(Element placement data)
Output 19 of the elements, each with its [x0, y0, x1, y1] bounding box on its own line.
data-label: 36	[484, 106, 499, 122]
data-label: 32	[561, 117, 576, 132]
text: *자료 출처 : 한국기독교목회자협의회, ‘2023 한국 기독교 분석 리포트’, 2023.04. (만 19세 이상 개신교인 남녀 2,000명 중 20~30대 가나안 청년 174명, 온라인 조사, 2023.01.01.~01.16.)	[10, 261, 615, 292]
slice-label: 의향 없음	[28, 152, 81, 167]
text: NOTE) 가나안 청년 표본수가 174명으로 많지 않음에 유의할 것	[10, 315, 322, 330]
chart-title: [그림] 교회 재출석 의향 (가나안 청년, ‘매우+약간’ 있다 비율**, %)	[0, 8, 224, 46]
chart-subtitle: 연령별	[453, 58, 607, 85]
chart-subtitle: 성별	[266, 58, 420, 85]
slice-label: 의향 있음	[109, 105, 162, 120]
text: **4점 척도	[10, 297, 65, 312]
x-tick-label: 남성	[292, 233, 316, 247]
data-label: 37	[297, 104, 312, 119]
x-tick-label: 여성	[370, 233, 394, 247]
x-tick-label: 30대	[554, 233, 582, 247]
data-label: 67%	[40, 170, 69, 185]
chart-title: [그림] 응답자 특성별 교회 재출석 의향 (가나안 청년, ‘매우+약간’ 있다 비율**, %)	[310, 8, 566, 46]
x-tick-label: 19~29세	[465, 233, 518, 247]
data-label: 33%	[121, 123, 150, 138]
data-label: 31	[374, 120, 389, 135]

_YOUR OBJECTIVE_. Reproduce every item above line for line, without changing a single character.

_FULL OUTPUT_.
Output 19 of the elements, each with its [x0, y0, x1, y1] bounding box on its own line.
data-label: 36	[484, 106, 499, 122]
data-label: 32	[561, 117, 576, 132]
text: *자료 출처 : 한국기독교목회자협의회, ‘2023 한국 기독교 분석 리포트’, 2023.04. (만 19세 이상 개신교인 남녀 2,000명 중 20~30대 가나안 청년 174명, 온라인 조사, 2023.01.01.~01.16.)	[10, 261, 615, 292]
slice-label: 의향 없음	[28, 152, 81, 167]
text: NOTE) 가나안 청년 표본수가 174명으로 많지 않음에 유의할 것	[10, 315, 322, 330]
chart-title: [그림] 교회 재출석 의향 (가나안 청년, ‘매우+약간’ 있다 비율**, %)	[0, 8, 224, 46]
chart-subtitle: 연령별	[453, 58, 607, 85]
chart-subtitle: 성별	[266, 58, 420, 85]
slice-label: 의향 있음	[109, 105, 162, 120]
text: **4점 척도	[10, 297, 65, 312]
x-tick-label: 남성	[292, 233, 316, 247]
data-label: 37	[297, 104, 312, 119]
x-tick-label: 여성	[370, 233, 394, 247]
x-tick-label: 30대	[554, 233, 582, 247]
data-label: 67%	[40, 170, 69, 185]
chart-title: [그림] 응답자 특성별 교회 재출석 의향 (가나안 청년, ‘매우+약간’ 있다 비율**, %)	[310, 8, 566, 46]
x-tick-label: 19~29세	[465, 233, 518, 247]
data-label: 33%	[121, 123, 150, 138]
data-label: 31	[374, 120, 389, 135]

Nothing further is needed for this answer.